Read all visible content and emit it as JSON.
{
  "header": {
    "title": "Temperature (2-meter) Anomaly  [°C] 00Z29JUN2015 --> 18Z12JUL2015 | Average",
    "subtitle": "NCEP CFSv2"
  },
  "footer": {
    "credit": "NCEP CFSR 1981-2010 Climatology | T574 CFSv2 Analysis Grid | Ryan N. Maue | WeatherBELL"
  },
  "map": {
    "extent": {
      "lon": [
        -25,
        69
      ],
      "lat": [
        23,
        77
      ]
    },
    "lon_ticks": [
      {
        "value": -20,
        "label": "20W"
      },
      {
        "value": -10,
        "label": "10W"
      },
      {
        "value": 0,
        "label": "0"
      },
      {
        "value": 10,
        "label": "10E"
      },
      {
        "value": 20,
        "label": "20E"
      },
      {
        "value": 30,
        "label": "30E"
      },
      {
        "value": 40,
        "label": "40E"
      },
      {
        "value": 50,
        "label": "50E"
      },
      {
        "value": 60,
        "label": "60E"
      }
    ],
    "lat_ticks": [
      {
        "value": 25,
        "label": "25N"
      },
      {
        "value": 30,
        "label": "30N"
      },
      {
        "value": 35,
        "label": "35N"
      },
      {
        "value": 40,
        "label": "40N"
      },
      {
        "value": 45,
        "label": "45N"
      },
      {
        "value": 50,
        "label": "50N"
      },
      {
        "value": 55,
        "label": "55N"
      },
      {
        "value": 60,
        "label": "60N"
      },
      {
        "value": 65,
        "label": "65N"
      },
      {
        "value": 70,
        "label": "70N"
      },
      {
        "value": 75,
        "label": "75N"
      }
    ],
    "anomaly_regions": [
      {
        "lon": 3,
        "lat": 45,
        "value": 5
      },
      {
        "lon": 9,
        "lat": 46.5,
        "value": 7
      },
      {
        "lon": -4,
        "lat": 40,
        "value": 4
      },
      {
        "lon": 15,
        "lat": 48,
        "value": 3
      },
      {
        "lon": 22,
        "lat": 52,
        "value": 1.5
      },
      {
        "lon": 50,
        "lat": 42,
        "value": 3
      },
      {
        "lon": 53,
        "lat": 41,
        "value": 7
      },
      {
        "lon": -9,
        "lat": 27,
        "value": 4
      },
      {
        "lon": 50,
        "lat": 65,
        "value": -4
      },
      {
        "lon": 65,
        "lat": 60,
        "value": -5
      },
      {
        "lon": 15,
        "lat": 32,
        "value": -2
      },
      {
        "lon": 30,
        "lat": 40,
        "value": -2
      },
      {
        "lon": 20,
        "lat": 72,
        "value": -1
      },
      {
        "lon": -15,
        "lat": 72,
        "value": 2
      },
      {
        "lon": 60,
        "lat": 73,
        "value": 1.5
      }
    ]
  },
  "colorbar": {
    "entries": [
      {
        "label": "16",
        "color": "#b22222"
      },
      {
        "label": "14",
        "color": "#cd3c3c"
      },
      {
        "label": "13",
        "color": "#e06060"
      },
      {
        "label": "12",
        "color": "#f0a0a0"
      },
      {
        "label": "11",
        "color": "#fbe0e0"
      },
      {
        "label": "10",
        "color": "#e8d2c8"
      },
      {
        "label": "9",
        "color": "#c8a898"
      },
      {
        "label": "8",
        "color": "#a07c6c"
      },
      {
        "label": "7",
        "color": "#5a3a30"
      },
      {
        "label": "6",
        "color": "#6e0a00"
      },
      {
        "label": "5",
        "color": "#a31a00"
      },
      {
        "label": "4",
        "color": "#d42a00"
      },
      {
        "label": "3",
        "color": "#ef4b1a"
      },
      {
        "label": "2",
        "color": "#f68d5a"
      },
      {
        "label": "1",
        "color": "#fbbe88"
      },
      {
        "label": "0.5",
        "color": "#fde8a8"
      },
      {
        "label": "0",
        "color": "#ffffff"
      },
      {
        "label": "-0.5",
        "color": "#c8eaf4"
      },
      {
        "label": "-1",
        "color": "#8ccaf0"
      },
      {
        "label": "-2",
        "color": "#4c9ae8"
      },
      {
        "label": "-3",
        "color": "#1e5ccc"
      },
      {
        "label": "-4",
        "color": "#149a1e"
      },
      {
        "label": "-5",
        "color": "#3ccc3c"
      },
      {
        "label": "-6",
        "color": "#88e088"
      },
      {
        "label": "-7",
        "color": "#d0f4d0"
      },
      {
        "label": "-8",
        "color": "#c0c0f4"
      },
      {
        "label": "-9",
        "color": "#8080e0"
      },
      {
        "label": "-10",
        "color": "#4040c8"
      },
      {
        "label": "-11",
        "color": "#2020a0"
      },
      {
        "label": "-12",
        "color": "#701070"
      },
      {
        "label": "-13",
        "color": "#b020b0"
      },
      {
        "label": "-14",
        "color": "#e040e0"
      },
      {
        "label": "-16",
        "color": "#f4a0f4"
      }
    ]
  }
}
──────
Output the data above exactly, please, line for line.

Read all visible content and emit it as JSON.
{
  "header": {
    "title": "Temperature (2-meter) Anomaly  [°C] 00Z29JUN2015 --> 18Z12JUL2015 | Average",
    "subtitle": "NCEP CFSv2"
  },
  "footer": {
    "credit": "NCEP CFSR 1981-2010 Climatology | T574 CFSv2 Analysis Grid | Ryan N. Maue | WeatherBELL"
  },
  "map": {
    "extent": {
      "lon": [
        -25,
        69
      ],
      "lat": [
        23,
        77
      ]
    },
    "lon_ticks": [
      {
        "value": -20,
        "label": "20W"
      },
      {
        "value": -10,
        "label": "10W"
      },
      {
        "value": 0,
        "label": "0"
      },
      {
        "value": 10,
        "label": "10E"
      },
      {
        "value": 20,
        "label": "20E"
      },
      {
        "value": 30,
        "label": "30E"
      },
      {
        "value": 40,
        "label": "40E"
      },
      {
        "value": 50,
        "label": "50E"
      },
      {
        "value": 60,
        "label": "60E"
      }
    ],
    "lat_ticks": [
      {
        "value": 25,
        "label": "25N"
      },
      {
        "value": 30,
        "label": "30N"
      },
      {
        "value": 35,
        "label": "35N"
      },
      {
        "value": 40,
        "label": "40N"
      },
      {
        "value": 45,
        "label": "45N"
      },
      {
        "value": 50,
        "label": "50N"
      },
      {
        "value": 55,
        "label": "55N"
      },
      {
        "value": 60,
        "label": "60N"
      },
      {
        "value": 65,
        "label": "65N"
      },
      {
        "value": 70,
        "label": "70N"
      },
      {
        "value": 75,
        "label": "75N"
      }
    ],
    "anomaly_regions": [
      {
        "lon": 3,
        "lat": 45,
        "value": 5
      },
      {
        "lon": 9,
        "lat": 46.5,
        "value": 7
      },
      {
        "lon": -4,
        "lat": 40,
        "value": 4
      },
      {
        "lon": 15,
        "lat": 48,
        "value": 3
      },
      {
        "lon": 22,
        "lat": 52,
        "value": 1.5
      },
      {
        "lon": 50,
        "lat": 42,
        "value": 3
      },
      {
        "lon": 53,
        "lat": 41,
        "value": 7
      },
      {
        "lon": -9,
        "lat": 27,
        "value": 4
      },
      {
        "lon": 50,
        "lat": 65,
        "value": -4
      },
      {
        "lon": 65,
        "lat": 60,
        "value": -5
      },
      {
        "lon": 15,
        "lat": 32,
        "value": -2
      },
      {
        "lon": 30,
        "lat": 40,
        "value": -2
      },
      {
        "lon": 20,
        "lat": 72,
        "value": -1
      },
      {
        "lon": -15,
        "lat": 72,
        "value": 2
      },
      {
        "lon": 60,
        "lat": 73,
        "value": 1.5
      }
    ]
  },
  "colorbar": {
    "entries": [
      {
        "label": "16",
        "color": "#b22222"
      },
      {
        "label": "14",
        "color": "#cd3c3c"
      },
      {
        "label": "13",
        "color": "#e06060"
      },
      {
        "label": "12",
        "color": "#f0a0a0"
      },
      {
        "label": "11",
        "color": "#fbe0e0"
      },
      {
        "label": "10",
        "color": "#e8d2c8"
      },
      {
        "label": "9",
        "color": "#c8a898"
      },
      {
        "label": "8",
        "color": "#a07c6c"
      },
      {
        "label": "7",
        "color": "#5a3a30"
      },
      {
        "label": "6",
        "color": "#6e0a00"
      },
      {
        "label": "5",
        "color": "#a31a00"
      },
      {
        "label": "4",
        "color": "#d42a00"
      },
      {
        "label": "3",
        "color": "#ef4b1a"
      },
      {
        "label": "2",
        "color": "#f68d5a"
      },
      {
        "label": "1",
        "color": "#fbbe88"
      },
      {
        "label": "0.5",
        "color": "#fde8a8"
      },
      {
        "label": "0",
        "color": "#ffffff"
      },
      {
        "label": "-0.5",
        "color": "#c8eaf4"
      },
      {
        "label": "-1",
        "color": "#8ccaf0"
      },
      {
        "label": "-2",
        "color": "#4c9ae8"
      },
      {
        "label": "-3",
        "color": "#1e5ccc"
      },
      {
        "label": "-4",
        "color": "#149a1e"
      },
      {
        "label": "-5",
        "color": "#3ccc3c"
      },
      {
        "label": "-6",
        "color": "#88e088"
      },
      {
        "label": "-7",
        "color": "#d0f4d0"
      },
      {
        "label": "-8",
        "color": "#c0c0f4"
      },
      {
        "label": "-9",
        "color": "#8080e0"
      },
      {
        "label": "-10",
        "color": "#4040c8"
      },
      {
        "label": "-11",
        "color": "#2020a0"
      },
      {
        "label": "-12",
        "color": "#701070"
      },
      {
        "label": "-13",
        "color": "#b020b0"
      },
      {
        "label": "-14",
        "color": "#e040e0"
      },
      {
        "label": "-16",
        "color": "#f4a0f4"
      }
    ]
  }
}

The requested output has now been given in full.